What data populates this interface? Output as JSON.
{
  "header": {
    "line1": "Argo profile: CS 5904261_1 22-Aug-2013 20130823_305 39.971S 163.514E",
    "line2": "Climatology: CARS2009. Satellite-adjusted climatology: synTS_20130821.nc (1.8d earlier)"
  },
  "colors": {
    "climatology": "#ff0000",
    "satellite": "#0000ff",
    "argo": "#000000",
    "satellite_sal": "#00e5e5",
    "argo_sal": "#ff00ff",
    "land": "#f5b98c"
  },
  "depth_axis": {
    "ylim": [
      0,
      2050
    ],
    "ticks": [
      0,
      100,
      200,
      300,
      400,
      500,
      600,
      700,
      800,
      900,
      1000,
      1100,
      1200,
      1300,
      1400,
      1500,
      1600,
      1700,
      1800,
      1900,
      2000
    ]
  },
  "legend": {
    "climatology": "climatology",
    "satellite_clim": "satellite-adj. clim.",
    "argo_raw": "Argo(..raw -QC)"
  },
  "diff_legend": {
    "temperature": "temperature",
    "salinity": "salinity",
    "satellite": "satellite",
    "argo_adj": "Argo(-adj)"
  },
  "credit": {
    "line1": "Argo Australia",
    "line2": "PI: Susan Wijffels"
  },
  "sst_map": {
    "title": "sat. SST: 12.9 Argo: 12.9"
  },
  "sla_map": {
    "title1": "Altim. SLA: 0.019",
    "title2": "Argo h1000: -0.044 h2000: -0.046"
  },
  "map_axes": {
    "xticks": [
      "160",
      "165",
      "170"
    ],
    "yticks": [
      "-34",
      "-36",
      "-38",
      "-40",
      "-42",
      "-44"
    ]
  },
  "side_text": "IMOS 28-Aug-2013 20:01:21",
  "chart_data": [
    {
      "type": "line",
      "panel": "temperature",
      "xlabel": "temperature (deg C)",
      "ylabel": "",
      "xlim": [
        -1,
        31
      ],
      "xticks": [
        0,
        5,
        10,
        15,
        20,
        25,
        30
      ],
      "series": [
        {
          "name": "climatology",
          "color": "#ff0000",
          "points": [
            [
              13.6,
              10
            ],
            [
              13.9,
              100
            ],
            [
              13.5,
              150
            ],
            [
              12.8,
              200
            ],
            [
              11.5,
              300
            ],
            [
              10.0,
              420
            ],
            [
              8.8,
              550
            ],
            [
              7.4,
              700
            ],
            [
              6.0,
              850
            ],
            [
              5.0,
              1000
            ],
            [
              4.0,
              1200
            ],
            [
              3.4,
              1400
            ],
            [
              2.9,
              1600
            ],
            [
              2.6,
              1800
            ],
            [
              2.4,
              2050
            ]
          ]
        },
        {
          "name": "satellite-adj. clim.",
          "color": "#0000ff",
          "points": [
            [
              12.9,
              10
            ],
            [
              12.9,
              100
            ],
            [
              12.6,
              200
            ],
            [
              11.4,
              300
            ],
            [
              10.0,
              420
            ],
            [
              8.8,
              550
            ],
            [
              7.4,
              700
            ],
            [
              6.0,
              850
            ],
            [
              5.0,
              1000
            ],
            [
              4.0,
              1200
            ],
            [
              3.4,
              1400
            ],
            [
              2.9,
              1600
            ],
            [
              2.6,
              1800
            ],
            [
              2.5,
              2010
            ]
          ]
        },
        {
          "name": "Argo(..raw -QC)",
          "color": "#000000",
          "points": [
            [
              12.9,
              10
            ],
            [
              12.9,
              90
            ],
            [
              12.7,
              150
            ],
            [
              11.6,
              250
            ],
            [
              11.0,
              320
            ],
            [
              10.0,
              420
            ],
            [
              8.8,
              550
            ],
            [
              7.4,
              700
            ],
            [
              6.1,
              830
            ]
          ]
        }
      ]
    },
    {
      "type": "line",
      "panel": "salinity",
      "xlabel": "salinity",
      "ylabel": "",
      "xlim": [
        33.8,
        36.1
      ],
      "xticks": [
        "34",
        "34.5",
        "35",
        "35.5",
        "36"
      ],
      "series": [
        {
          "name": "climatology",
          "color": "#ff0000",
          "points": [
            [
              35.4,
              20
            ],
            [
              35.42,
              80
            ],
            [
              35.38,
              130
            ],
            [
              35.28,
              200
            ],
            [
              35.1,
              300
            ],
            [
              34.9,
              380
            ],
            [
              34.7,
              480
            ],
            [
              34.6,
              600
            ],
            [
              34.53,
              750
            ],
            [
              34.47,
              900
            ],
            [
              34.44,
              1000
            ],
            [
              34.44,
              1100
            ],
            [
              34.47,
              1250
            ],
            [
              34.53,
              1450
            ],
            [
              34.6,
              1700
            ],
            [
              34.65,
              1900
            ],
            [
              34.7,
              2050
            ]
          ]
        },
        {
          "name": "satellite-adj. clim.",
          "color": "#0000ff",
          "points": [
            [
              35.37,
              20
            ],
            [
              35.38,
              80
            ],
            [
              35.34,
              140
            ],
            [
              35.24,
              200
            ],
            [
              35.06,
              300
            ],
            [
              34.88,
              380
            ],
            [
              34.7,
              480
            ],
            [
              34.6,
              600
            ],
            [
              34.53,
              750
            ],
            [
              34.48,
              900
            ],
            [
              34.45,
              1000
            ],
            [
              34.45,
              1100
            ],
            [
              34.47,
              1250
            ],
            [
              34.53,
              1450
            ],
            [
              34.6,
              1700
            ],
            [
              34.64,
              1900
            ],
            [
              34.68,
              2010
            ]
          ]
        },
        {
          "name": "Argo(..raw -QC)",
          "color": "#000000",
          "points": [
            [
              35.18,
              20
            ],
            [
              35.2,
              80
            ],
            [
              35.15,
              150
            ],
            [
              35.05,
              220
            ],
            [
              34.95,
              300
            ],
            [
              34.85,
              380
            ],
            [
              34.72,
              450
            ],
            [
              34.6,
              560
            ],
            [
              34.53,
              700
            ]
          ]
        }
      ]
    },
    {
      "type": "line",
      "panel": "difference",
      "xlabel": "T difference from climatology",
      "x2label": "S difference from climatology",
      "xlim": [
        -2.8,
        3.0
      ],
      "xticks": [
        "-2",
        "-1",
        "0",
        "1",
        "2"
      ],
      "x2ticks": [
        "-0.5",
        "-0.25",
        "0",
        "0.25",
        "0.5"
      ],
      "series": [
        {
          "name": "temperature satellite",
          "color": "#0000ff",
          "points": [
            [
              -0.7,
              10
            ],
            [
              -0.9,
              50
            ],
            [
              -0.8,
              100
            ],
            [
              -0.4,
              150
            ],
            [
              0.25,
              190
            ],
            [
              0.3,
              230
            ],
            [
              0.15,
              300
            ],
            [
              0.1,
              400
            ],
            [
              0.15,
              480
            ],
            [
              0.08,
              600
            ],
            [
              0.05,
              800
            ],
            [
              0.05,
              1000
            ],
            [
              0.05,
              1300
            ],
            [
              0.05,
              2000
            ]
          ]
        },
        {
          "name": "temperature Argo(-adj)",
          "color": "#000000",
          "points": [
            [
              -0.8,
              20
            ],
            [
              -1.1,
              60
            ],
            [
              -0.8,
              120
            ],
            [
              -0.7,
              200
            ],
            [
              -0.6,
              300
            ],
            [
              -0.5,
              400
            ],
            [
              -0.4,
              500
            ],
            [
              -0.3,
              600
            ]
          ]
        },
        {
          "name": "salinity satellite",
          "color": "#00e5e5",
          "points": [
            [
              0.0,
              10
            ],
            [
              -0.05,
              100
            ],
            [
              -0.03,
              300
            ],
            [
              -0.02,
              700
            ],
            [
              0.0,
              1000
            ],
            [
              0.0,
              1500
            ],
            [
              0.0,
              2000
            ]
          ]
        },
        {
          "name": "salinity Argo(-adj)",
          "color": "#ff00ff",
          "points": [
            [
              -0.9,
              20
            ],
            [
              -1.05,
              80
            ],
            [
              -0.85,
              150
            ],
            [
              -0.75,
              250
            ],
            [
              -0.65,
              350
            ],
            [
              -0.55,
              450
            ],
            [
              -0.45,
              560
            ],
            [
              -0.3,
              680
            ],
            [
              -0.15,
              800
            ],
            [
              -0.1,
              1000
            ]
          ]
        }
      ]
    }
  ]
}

• [STATED EXERCISE] Using the listing above, state the number of lines that hold "salinity", with no other text.

• [THE RESPONSE] 5